**Aim of the task**
Each line in the entries below that holds the string "this" is to be listed.

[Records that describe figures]
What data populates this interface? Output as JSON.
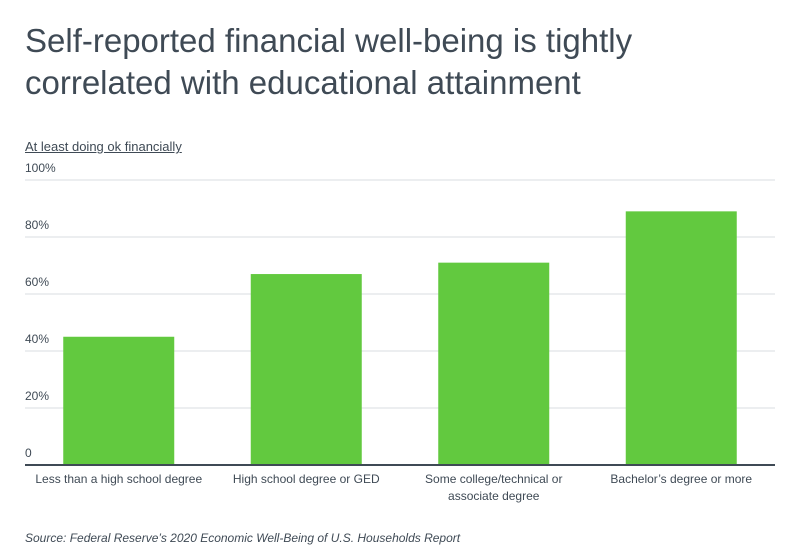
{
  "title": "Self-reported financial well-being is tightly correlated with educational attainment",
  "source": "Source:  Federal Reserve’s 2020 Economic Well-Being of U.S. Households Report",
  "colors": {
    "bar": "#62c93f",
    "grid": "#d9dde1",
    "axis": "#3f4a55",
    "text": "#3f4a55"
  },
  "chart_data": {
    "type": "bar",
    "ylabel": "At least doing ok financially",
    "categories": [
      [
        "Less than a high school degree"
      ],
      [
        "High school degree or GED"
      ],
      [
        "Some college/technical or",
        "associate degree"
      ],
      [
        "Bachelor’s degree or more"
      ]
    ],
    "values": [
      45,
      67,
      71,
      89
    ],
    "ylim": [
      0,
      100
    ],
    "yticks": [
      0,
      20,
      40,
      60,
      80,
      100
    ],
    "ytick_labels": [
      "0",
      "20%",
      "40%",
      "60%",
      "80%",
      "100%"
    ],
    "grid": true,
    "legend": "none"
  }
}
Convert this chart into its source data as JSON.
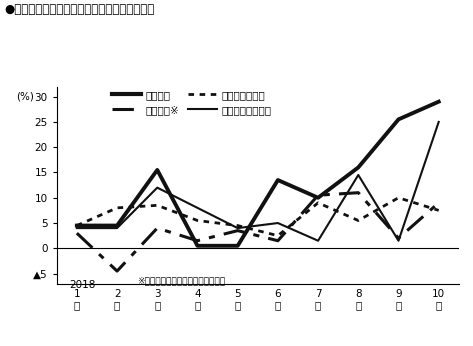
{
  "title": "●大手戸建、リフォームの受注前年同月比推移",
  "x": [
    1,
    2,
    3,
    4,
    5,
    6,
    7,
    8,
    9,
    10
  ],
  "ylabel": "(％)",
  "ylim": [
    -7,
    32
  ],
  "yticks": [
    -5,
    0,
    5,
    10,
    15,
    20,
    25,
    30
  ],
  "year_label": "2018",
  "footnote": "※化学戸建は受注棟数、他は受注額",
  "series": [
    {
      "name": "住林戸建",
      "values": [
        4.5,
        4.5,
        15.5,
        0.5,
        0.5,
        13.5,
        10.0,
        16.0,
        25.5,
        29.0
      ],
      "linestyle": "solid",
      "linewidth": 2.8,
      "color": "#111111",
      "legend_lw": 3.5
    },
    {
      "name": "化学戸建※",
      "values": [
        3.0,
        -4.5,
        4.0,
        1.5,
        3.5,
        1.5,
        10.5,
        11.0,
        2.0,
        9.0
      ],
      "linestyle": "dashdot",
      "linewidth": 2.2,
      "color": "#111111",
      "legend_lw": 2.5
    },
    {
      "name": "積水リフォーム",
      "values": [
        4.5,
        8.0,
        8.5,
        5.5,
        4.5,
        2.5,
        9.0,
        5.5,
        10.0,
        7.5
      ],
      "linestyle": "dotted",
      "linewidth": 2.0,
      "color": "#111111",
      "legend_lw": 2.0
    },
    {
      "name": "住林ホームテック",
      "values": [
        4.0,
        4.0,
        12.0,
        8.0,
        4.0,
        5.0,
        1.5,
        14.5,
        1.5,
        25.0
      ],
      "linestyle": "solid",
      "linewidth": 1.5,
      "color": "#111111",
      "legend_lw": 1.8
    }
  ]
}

**Answer for the task**
What data populates this interface? Output as JSON.
Convert this chart into its source data as JSON.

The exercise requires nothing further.